# Problem to work on
Report how many of the lines below contain the string "Text", counting only case-sensitive matches. Give the number alone.

### Data ###

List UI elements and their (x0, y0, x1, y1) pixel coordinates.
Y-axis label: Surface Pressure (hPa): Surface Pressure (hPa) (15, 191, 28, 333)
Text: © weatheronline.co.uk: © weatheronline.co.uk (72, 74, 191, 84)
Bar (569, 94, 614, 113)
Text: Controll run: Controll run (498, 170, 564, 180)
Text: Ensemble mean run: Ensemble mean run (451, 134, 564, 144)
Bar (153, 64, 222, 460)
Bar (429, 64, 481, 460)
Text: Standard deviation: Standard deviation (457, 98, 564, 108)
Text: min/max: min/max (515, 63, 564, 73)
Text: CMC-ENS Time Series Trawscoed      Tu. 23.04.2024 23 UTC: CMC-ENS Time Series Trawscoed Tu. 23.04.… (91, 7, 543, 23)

###

# Result
6